◆ **ENTRIES SUPPLIED**:
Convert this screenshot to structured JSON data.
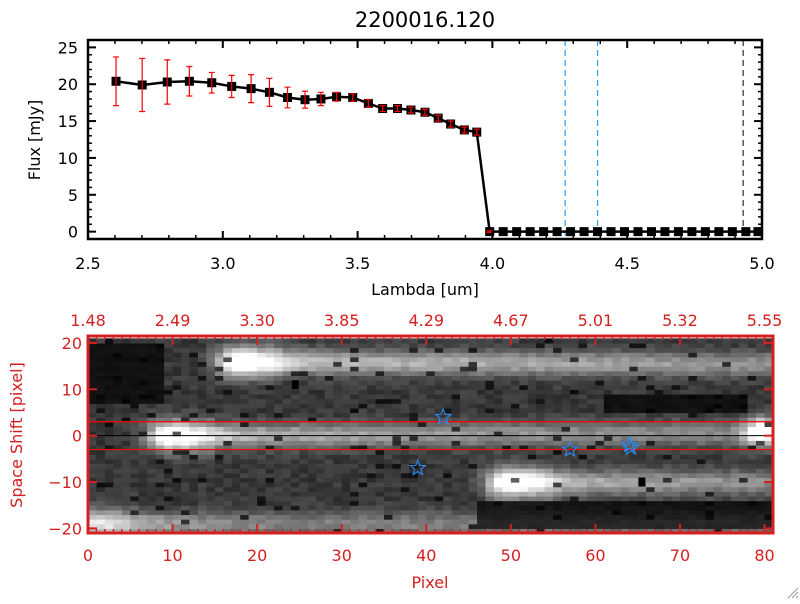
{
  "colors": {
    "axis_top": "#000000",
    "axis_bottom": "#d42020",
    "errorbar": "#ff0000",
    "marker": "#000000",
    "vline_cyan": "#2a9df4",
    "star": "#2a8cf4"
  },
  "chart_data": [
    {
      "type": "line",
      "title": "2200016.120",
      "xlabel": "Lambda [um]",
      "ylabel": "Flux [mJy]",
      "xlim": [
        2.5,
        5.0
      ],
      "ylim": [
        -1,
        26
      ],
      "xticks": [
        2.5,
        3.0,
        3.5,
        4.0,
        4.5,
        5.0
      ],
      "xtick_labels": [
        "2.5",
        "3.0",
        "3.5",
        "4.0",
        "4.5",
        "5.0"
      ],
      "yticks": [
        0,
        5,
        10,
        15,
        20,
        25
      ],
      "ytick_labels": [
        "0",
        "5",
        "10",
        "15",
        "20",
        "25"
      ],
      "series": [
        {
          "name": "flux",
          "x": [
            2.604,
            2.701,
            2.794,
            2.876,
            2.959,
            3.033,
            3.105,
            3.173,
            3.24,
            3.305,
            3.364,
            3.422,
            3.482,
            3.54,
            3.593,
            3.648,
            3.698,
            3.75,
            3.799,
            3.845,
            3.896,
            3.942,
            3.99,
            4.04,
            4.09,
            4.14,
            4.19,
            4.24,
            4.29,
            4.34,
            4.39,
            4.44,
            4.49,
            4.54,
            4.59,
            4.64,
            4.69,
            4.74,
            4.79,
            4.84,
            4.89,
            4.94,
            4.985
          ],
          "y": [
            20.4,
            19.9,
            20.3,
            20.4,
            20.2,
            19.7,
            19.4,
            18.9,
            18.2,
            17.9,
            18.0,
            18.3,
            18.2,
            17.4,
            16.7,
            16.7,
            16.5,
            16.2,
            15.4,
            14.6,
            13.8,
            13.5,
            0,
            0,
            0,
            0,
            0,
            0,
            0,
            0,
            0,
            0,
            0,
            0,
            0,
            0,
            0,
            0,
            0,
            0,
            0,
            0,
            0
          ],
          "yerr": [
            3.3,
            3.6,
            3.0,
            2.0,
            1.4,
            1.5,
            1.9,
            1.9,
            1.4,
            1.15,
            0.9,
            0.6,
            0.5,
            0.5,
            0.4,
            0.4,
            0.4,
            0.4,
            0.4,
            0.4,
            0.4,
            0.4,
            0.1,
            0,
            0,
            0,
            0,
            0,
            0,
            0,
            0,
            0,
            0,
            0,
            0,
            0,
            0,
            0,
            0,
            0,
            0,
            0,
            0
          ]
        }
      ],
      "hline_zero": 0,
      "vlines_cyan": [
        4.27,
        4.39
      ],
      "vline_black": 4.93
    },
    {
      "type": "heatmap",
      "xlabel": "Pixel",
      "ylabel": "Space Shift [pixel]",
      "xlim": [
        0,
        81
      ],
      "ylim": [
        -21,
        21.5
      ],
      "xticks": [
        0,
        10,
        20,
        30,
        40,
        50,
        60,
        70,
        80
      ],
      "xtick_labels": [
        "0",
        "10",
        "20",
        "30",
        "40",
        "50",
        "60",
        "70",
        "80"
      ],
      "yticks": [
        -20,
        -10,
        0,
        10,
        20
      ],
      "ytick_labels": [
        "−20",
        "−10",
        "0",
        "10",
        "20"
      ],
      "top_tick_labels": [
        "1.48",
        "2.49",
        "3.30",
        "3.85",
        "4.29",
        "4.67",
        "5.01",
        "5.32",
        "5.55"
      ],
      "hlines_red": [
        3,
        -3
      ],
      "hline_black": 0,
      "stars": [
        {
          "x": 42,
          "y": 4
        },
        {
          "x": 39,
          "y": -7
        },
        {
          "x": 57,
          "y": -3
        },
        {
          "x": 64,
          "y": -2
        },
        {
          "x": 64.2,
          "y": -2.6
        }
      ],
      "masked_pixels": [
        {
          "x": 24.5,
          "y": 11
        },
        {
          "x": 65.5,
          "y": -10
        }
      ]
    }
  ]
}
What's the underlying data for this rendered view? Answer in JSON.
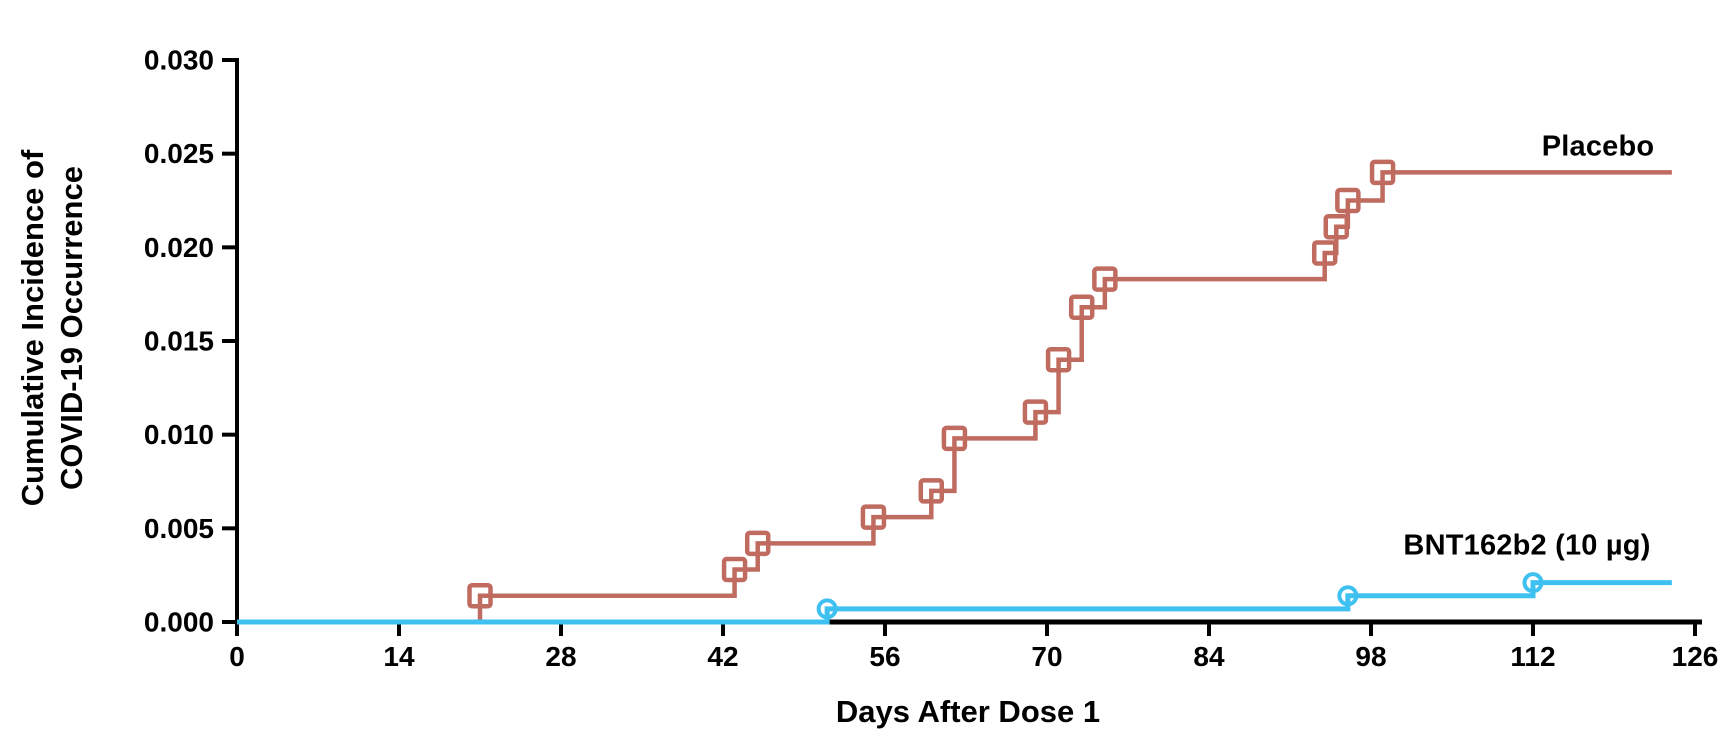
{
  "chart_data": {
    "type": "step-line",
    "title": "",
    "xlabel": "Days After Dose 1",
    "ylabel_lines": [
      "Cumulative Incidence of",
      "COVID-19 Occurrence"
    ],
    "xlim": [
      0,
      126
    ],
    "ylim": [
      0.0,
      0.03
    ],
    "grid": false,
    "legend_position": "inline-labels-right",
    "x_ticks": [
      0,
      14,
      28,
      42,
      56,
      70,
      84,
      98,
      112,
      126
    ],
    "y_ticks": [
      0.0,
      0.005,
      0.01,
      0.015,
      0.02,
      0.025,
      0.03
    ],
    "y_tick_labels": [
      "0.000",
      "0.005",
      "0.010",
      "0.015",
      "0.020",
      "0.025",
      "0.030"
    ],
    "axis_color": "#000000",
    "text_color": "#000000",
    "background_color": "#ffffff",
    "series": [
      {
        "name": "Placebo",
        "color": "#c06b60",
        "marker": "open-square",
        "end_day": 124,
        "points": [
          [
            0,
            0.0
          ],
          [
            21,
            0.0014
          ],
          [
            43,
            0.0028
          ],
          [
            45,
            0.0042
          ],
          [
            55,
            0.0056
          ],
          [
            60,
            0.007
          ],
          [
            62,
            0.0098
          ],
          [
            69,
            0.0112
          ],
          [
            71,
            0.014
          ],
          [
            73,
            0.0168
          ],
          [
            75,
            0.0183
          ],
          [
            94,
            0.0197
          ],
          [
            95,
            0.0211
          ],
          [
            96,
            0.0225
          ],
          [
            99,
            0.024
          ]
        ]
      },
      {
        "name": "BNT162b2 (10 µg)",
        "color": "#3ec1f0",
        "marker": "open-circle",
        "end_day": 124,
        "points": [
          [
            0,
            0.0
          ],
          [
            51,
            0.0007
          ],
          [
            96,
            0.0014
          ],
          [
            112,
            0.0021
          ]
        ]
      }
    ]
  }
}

◆ **BRIEF**: Images in the data above are to be skipped. Retype all other material exactly.

◆ **RESULT OF THE EXERCISE**:
Convert this screenshot to structured JSON data.
{
  "colors": {
    "axis_top": "#000000",
    "axis_bottom": "#d42020",
    "errorbar": "#ff0000",
    "marker": "#000000",
    "vline_cyan": "#2a9df4",
    "star": "#2a8cf4"
  },
  "chart_data": [
    {
      "type": "line",
      "title": "2200016.120",
      "xlabel": "Lambda [um]",
      "ylabel": "Flux [mJy]",
      "xlim": [
        2.5,
        5.0
      ],
      "ylim": [
        -1,
        26
      ],
      "xticks": [
        2.5,
        3.0,
        3.5,
        4.0,
        4.5,
        5.0
      ],
      "xtick_labels": [
        "2.5",
        "3.0",
        "3.5",
        "4.0",
        "4.5",
        "5.0"
      ],
      "yticks": [
        0,
        5,
        10,
        15,
        20,
        25
      ],
      "ytick_labels": [
        "0",
        "5",
        "10",
        "15",
        "20",
        "25"
      ],
      "series": [
        {
          "name": "flux",
          "x": [
            2.604,
            2.701,
            2.794,
            2.876,
            2.959,
            3.033,
            3.105,
            3.173,
            3.24,
            3.305,
            3.364,
            3.422,
            3.482,
            3.54,
            3.593,
            3.648,
            3.698,
            3.75,
            3.799,
            3.845,
            3.896,
            3.942,
            3.99,
            4.04,
            4.09,
            4.14,
            4.19,
            4.24,
            4.29,
            4.34,
            4.39,
            4.44,
            4.49,
            4.54,
            4.59,
            4.64,
            4.69,
            4.74,
            4.79,
            4.84,
            4.89,
            4.94,
            4.985
          ],
          "y": [
            20.4,
            19.9,
            20.3,
            20.4,
            20.2,
            19.7,
            19.4,
            18.9,
            18.2,
            17.9,
            18.0,
            18.3,
            18.2,
            17.4,
            16.7,
            16.7,
            16.5,
            16.2,
            15.4,
            14.6,
            13.8,
            13.5,
            0,
            0,
            0,
            0,
            0,
            0,
            0,
            0,
            0,
            0,
            0,
            0,
            0,
            0,
            0,
            0,
            0,
            0,
            0,
            0,
            0
          ],
          "yerr": [
            3.3,
            3.6,
            3.0,
            2.0,
            1.4,
            1.5,
            1.9,
            1.9,
            1.4,
            1.15,
            0.9,
            0.6,
            0.5,
            0.5,
            0.4,
            0.4,
            0.4,
            0.4,
            0.4,
            0.4,
            0.4,
            0.4,
            0.1,
            0,
            0,
            0,
            0,
            0,
            0,
            0,
            0,
            0,
            0,
            0,
            0,
            0,
            0,
            0,
            0,
            0,
            0,
            0,
            0
          ]
        }
      ],
      "hline_zero": 0,
      "vlines_cyan": [
        4.27,
        4.39
      ],
      "vline_black": 4.93
    },
    {
      "type": "heatmap",
      "xlabel": "Pixel",
      "ylabel": "Space Shift [pixel]",
      "xlim": [
        0,
        81
      ],
      "ylim": [
        -21,
        21.5
      ],
      "xticks": [
        0,
        10,
        20,
        30,
        40,
        50,
        60,
        70,
        80
      ],
      "xtick_labels": [
        "0",
        "10",
        "20",
        "30",
        "40",
        "50",
        "60",
        "70",
        "80"
      ],
      "yticks": [
        -20,
        -10,
        0,
        10,
        20
      ],
      "ytick_labels": [
        "−20",
        "−10",
        "0",
        "10",
        "20"
      ],
      "top_tick_labels": [
        "1.48",
        "2.49",
        "3.30",
        "3.85",
        "4.29",
        "4.67",
        "5.01",
        "5.32",
        "5.55"
      ],
      "hlines_red": [
        3,
        -3
      ],
      "hline_black": 0,
      "stars": [
        {
          "x": 42,
          "y": 4
        },
        {
          "x": 39,
          "y": -7
        },
        {
          "x": 57,
          "y": -3
        },
        {
          "x": 64,
          "y": -2
        },
        {
          "x": 64.2,
          "y": -2.6
        }
      ],
      "masked_pixels": [
        {
          "x": 24.5,
          "y": 11
        },
        {
          "x": 65.5,
          "y": -10
        }
      ]
    }
  ]
}
What's the underlying data for this rendered view? Answer in JSON.
{
  "chart_data": {
    "type": "step-line",
    "title": "",
    "xlabel": "Days After Dose 1",
    "ylabel_lines": [
      "Cumulative Incidence of",
      "COVID-19 Occurrence"
    ],
    "xlim": [
      0,
      126
    ],
    "ylim": [
      0.0,
      0.03
    ],
    "grid": false,
    "legend_position": "inline-labels-right",
    "x_ticks": [
      0,
      14,
      28,
      42,
      56,
      70,
      84,
      98,
      112,
      126
    ],
    "y_ticks": [
      0.0,
      0.005,
      0.01,
      0.015,
      0.02,
      0.025,
      0.03
    ],
    "y_tick_labels": [
      "0.000",
      "0.005",
      "0.010",
      "0.015",
      "0.020",
      "0.025",
      "0.030"
    ],
    "axis_color": "#000000",
    "text_color": "#000000",
    "background_color": "#ffffff",
    "series": [
      {
        "name": "Placebo",
        "color": "#c06b60",
        "marker": "open-square",
        "end_day": 124,
        "points": [
          [
            0,
            0.0
          ],
          [
            21,
            0.0014
          ],
          [
            43,
            0.0028
          ],
          [
            45,
            0.0042
          ],
          [
            55,
            0.0056
          ],
          [
            60,
            0.007
          ],
          [
            62,
            0.0098
          ],
          [
            69,
            0.0112
          ],
          [
            71,
            0.014
          ],
          [
            73,
            0.0168
          ],
          [
            75,
            0.0183
          ],
          [
            94,
            0.0197
          ],
          [
            95,
            0.0211
          ],
          [
            96,
            0.0225
          ],
          [
            99,
            0.024
          ]
        ]
      },
      {
        "name": "BNT162b2 (10 µg)",
        "color": "#3ec1f0",
        "marker": "open-circle",
        "end_day": 124,
        "points": [
          [
            0,
            0.0
          ],
          [
            51,
            0.0007
          ],
          [
            96,
            0.0014
          ],
          [
            112,
            0.0021
          ]
        ]
      }
    ]
  }
}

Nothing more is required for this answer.